### Data shown:
########################################

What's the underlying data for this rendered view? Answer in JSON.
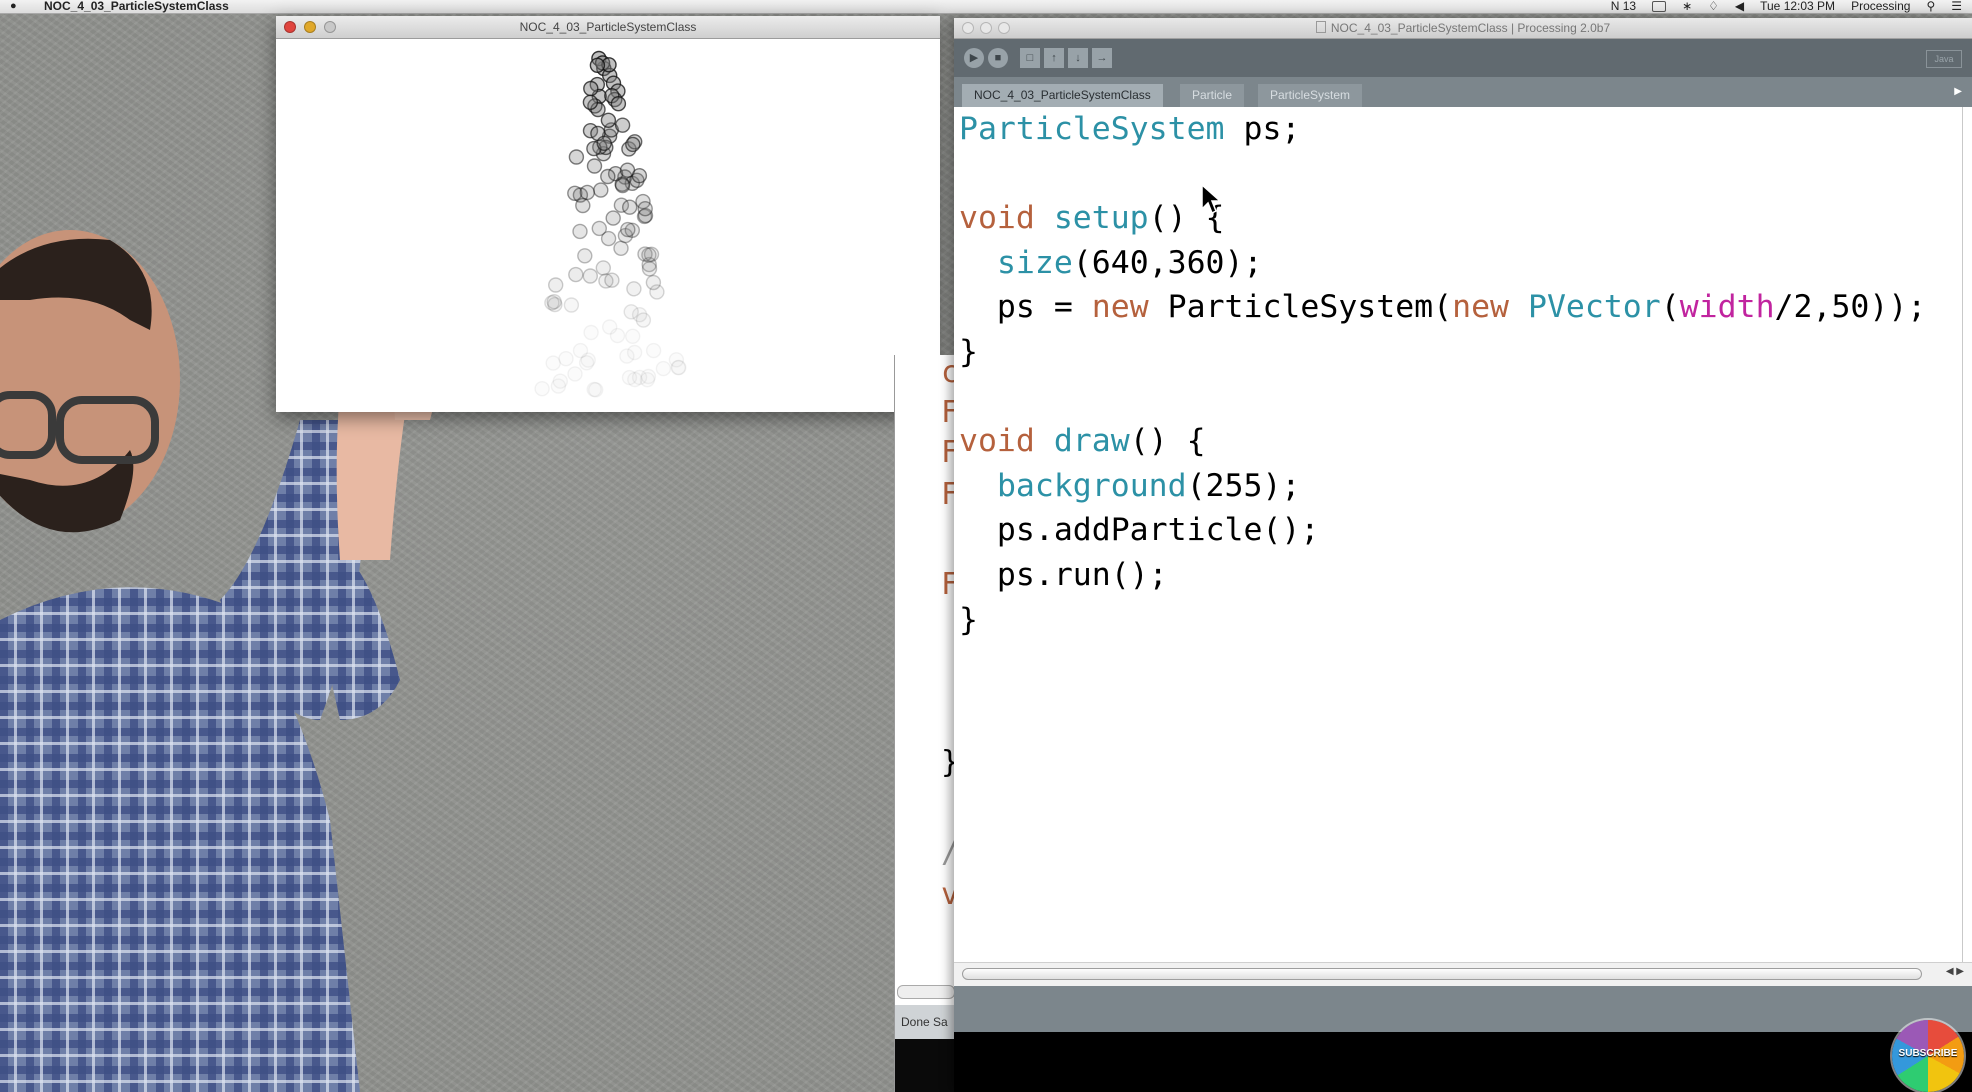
{
  "menubar": {
    "app_title": "NOC_4_03_ParticleSystemClass",
    "status_items": [
      "N 13",
      "Tue 12:03 PM",
      "Processing"
    ]
  },
  "sketch_window": {
    "title": "NOC_4_03_ParticleSystemClass"
  },
  "ide": {
    "title": "NOC_4_03_ParticleSystemClass | Processing 2.0b7",
    "mode": "Java",
    "tabs": [
      {
        "label": "NOC_4_03_ParticleSystemClass",
        "active": true
      },
      {
        "label": "Particle",
        "active": false
      },
      {
        "label": "ParticleSystem",
        "active": false
      }
    ],
    "toolbar": {
      "run": "run",
      "stop": "stop",
      "new": "new",
      "open": "open",
      "save": "save",
      "export": "export"
    },
    "code_lines": [
      "ParticleSystem ps;",
      "",
      "void setup() {",
      "  size(640,360);",
      "  ps = new ParticleSystem(new PVector(width/2,50));",
      "}",
      "",
      "void draw() {",
      "  background(255);",
      "  ps.addParticle();",
      "  ps.run();",
      "}"
    ]
  },
  "background_editor": {
    "status_text": "Done Sa",
    "visible_chars": [
      "c",
      "F",
      "F",
      "F",
      "F",
      "}",
      "/",
      "v"
    ]
  },
  "subscribe_label": "SUBSCRIBE",
  "colors": {
    "keyword": "#b5613d",
    "function": "#2c91a6",
    "builtin_var": "#c1249f",
    "toolbar": "#616a70",
    "tabbar": "#7c868c"
  },
  "icons": {
    "run": "play-icon",
    "stop": "stop-icon",
    "new": "new-file-icon",
    "open": "open-icon",
    "save": "save-icon",
    "export": "export-icon"
  }
}
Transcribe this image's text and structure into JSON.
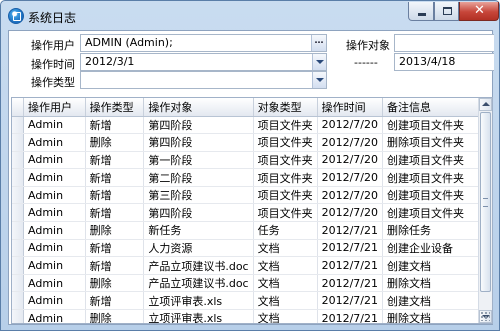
{
  "window": {
    "title": "系统日志",
    "colors": {
      "frame": "#b7cfe9",
      "close": "#c7463a"
    }
  },
  "filters": {
    "user_label": "操作用户",
    "user_value": "ADMIN (Admin);",
    "time_label": "操作时间",
    "time_from": "2012/3/1",
    "time_sep": "------",
    "time_to": "2013/4/18",
    "type_label": "操作类型",
    "type_value": "",
    "object_label": "操作对象",
    "object_value": ""
  },
  "grid": {
    "columns": [
      "操作用户",
      "操作类型",
      "操作对象",
      "对象类型",
      "操作时间",
      "备注信息"
    ],
    "rows": [
      [
        "Admin",
        "新增",
        "第四阶段",
        "项目文件夹",
        "2012/7/20",
        "创建项目文件夹"
      ],
      [
        "Admin",
        "删除",
        "第四阶段",
        "项目文件夹",
        "2012/7/20",
        "删除项目文件夹"
      ],
      [
        "Admin",
        "新增",
        "第一阶段",
        "项目文件夹",
        "2012/7/20",
        "创建项目文件夹"
      ],
      [
        "Admin",
        "新增",
        "第二阶段",
        "项目文件夹",
        "2012/7/20",
        "创建项目文件夹"
      ],
      [
        "Admin",
        "新增",
        "第三阶段",
        "项目文件夹",
        "2012/7/20",
        "创建项目文件夹"
      ],
      [
        "Admin",
        "新增",
        "第四阶段",
        "项目文件夹",
        "2012/7/20",
        "创建项目文件夹"
      ],
      [
        "Admin",
        "删除",
        "新任务",
        "任务",
        "2012/7/21",
        "删除任务"
      ],
      [
        "Admin",
        "新增",
        "人力资源",
        "文档",
        "2012/7/21",
        "创建企业设备"
      ],
      [
        "Admin",
        "新增",
        "产品立项建议书.doc",
        "文档",
        "2012/7/21",
        "创建文档"
      ],
      [
        "Admin",
        "删除",
        "产品立项建议书.doc",
        "文档",
        "2012/7/21",
        "删除文档"
      ],
      [
        "Admin",
        "新增",
        "立项评审表.xls",
        "文档",
        "2012/7/21",
        "创建文档"
      ],
      [
        "Admin",
        "删除",
        "立项评审表.xls",
        "文档",
        "2012/7/21",
        "删除文档"
      ]
    ]
  }
}
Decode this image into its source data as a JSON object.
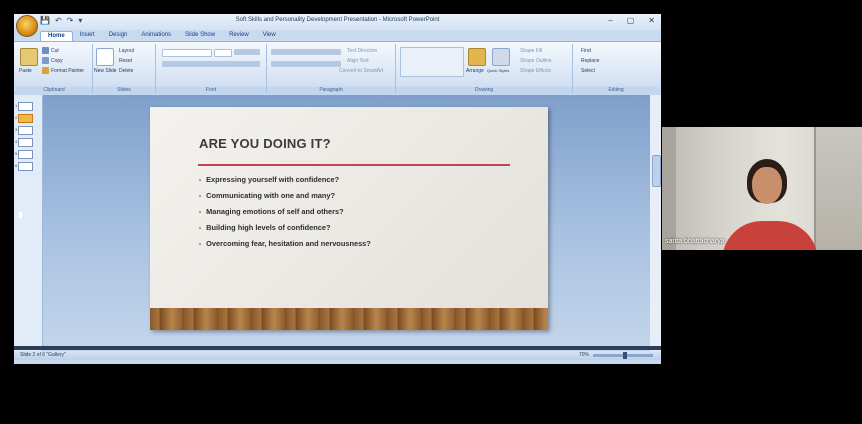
{
  "window": {
    "title": "Soft Skills and Personality Development  Presentation - Microsoft PowerPoint",
    "controls": [
      "–",
      "▢",
      "✕"
    ]
  },
  "quick_access": [
    "💾",
    "↶",
    "↷",
    "▾"
  ],
  "ribbon": {
    "tabs": [
      "Home",
      "Insert",
      "Design",
      "Animations",
      "Slide Show",
      "Review",
      "View"
    ],
    "active_tab": "Home",
    "groups": {
      "clipboard": {
        "label": "Clipboard",
        "paste": "Paste",
        "cut": "Cut",
        "copy": "Copy",
        "format_painter": "Format Painter"
      },
      "slides": {
        "label": "Slides",
        "new_slide": "New Slide",
        "layout": "Layout",
        "reset": "Reset",
        "delete": "Delete"
      },
      "font": {
        "label": "Font"
      },
      "paragraph": {
        "label": "Paragraph",
        "text_direction": "Text Direction",
        "align_text": "Align Text",
        "convert_smartart": "Convert to SmartArt"
      },
      "drawing": {
        "label": "Drawing",
        "arrange": "Arrange",
        "quick_styles": "Quick Styles",
        "shape_fill": "Shape Fill",
        "shape_outline": "Shape Outline",
        "shape_effects": "Shape Effects"
      },
      "editing": {
        "label": "Editing",
        "find": "Find",
        "replace": "Replace",
        "select": "Select"
      }
    }
  },
  "outline": {
    "thumbnails": [
      "1",
      "2",
      "3",
      "4",
      "5",
      "6"
    ],
    "selected": "2"
  },
  "slide": {
    "title": "ARE YOU DOING IT?",
    "bullets": [
      "Expressing yourself with confidence?",
      "Communicating with one and many?",
      "Managing emotions of self and others?",
      "Building high levels of confidence?",
      "Overcoming fear, hesitation and nervousness?"
    ]
  },
  "status": {
    "left": "Slide 2 of 6   \"Gallery\"",
    "zoom": "70%"
  },
  "webcam": {
    "participant_name": "sarita bhattacharya"
  }
}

########################################

### Task details:
Reproduce the entries exactly. Do not carry over any picture.

### Output below:
What's the underlying data for this rendered view? Answer in JSON.
{
  "menubar": {
    "app_title": "NOC_4_03_ParticleSystemClass",
    "status_items": [
      "N 13",
      "Tue 12:03 PM",
      "Processing"
    ]
  },
  "sketch_window": {
    "title": "NOC_4_03_ParticleSystemClass"
  },
  "ide": {
    "title": "NOC_4_03_ParticleSystemClass | Processing 2.0b7",
    "mode": "Java",
    "tabs": [
      {
        "label": "NOC_4_03_ParticleSystemClass",
        "active": true
      },
      {
        "label": "Particle",
        "active": false
      },
      {
        "label": "ParticleSystem",
        "active": false
      }
    ],
    "toolbar": {
      "run": "run",
      "stop": "stop",
      "new": "new",
      "open": "open",
      "save": "save",
      "export": "export"
    },
    "code_lines": [
      "ParticleSystem ps;",
      "",
      "void setup() {",
      "  size(640,360);",
      "  ps = new ParticleSystem(new PVector(width/2,50));",
      "}",
      "",
      "void draw() {",
      "  background(255);",
      "  ps.addParticle();",
      "  ps.run();",
      "}"
    ]
  },
  "background_editor": {
    "status_text": "Done Sa",
    "visible_chars": [
      "c",
      "F",
      "F",
      "F",
      "F",
      "}",
      "/",
      "v"
    ]
  },
  "subscribe_label": "SUBSCRIBE",
  "colors": {
    "keyword": "#b5613d",
    "function": "#2c91a6",
    "builtin_var": "#c1249f",
    "toolbar": "#616a70",
    "tabbar": "#7c868c"
  },
  "icons": {
    "run": "play-icon",
    "stop": "stop-icon",
    "new": "new-file-icon",
    "open": "open-icon",
    "save": "save-icon",
    "export": "export-icon"
  }
}
Transcribe this image's text and structure into JSON.
{
  "window": {
    "title": "系统日志",
    "colors": {
      "frame": "#b7cfe9",
      "close": "#c7463a"
    }
  },
  "filters": {
    "user_label": "操作用户",
    "user_value": "ADMIN (Admin);",
    "time_label": "操作时间",
    "time_from": "2012/3/1",
    "time_sep": "------",
    "time_to": "2013/4/18",
    "type_label": "操作类型",
    "type_value": "",
    "object_label": "操作对象",
    "object_value": ""
  },
  "grid": {
    "columns": [
      "操作用户",
      "操作类型",
      "操作对象",
      "对象类型",
      "操作时间",
      "备注信息"
    ],
    "rows": [
      [
        "Admin",
        "新增",
        "第四阶段",
        "项目文件夹",
        "2012/7/20",
        "创建项目文件夹"
      ],
      [
        "Admin",
        "删除",
        "第四阶段",
        "项目文件夹",
        "2012/7/20",
        "删除项目文件夹"
      ],
      [
        "Admin",
        "新增",
        "第一阶段",
        "项目文件夹",
        "2012/7/20",
        "创建项目文件夹"
      ],
      [
        "Admin",
        "新增",
        "第二阶段",
        "项目文件夹",
        "2012/7/20",
        "创建项目文件夹"
      ],
      [
        "Admin",
        "新增",
        "第三阶段",
        "项目文件夹",
        "2012/7/20",
        "创建项目文件夹"
      ],
      [
        "Admin",
        "新增",
        "第四阶段",
        "项目文件夹",
        "2012/7/20",
        "创建项目文件夹"
      ],
      [
        "Admin",
        "删除",
        "新任务",
        "任务",
        "2012/7/21",
        "删除任务"
      ],
      [
        "Admin",
        "新增",
        "人力资源",
        "文档",
        "2012/7/21",
        "创建企业设备"
      ],
      [
        "Admin",
        "新增",
        "产品立项建议书.doc",
        "文档",
        "2012/7/21",
        "创建文档"
      ],
      [
        "Admin",
        "删除",
        "产品立项建议书.doc",
        "文档",
        "2012/7/21",
        "删除文档"
      ],
      [
        "Admin",
        "新增",
        "立项评审表.xls",
        "文档",
        "2012/7/21",
        "创建文档"
      ],
      [
        "Admin",
        "删除",
        "立项评审表.xls",
        "文档",
        "2012/7/21",
        "删除文档"
      ]
    ]
  }
}
Decode this image into its source data as a JSON object.
{
  "window": {
    "title": "Soft Skills and Personality Development  Presentation - Microsoft PowerPoint",
    "controls": [
      "–",
      "▢",
      "✕"
    ]
  },
  "quick_access": [
    "💾",
    "↶",
    "↷",
    "▾"
  ],
  "ribbon": {
    "tabs": [
      "Home",
      "Insert",
      "Design",
      "Animations",
      "Slide Show",
      "Review",
      "View"
    ],
    "active_tab": "Home",
    "groups": {
      "clipboard": {
        "label": "Clipboard",
        "paste": "Paste",
        "cut": "Cut",
        "copy": "Copy",
        "format_painter": "Format Painter"
      },
      "slides": {
        "label": "Slides",
        "new_slide": "New Slide",
        "layout": "Layout",
        "reset": "Reset",
        "delete": "Delete"
      },
      "font": {
        "label": "Font"
      },
      "paragraph": {
        "label": "Paragraph",
        "text_direction": "Text Direction",
        "align_text": "Align Text",
        "convert_smartart": "Convert to SmartArt"
      },
      "drawing": {
        "label": "Drawing",
        "arrange": "Arrange",
        "quick_styles": "Quick Styles",
        "shape_fill": "Shape Fill",
        "shape_outline": "Shape Outline",
        "shape_effects": "Shape Effects"
      },
      "editing": {
        "label": "Editing",
        "find": "Find",
        "replace": "Replace",
        "select": "Select"
      }
    }
  },
  "outline": {
    "thumbnails": [
      "1",
      "2",
      "3",
      "4",
      "5",
      "6"
    ],
    "selected": "2"
  },
  "slide": {
    "title": "ARE YOU DOING IT?",
    "bullets": [
      "Expressing yourself with confidence?",
      "Communicating with one and many?",
      "Managing emotions of self and others?",
      "Building high levels of confidence?",
      "Overcoming fear, hesitation and nervousness?"
    ]
  },
  "status": {
    "left": "Slide 2 of 6   \"Gallery\"",
    "zoom": "70%"
  },
  "webcam": {
    "participant_name": "sarita bhattacharya"
  }
}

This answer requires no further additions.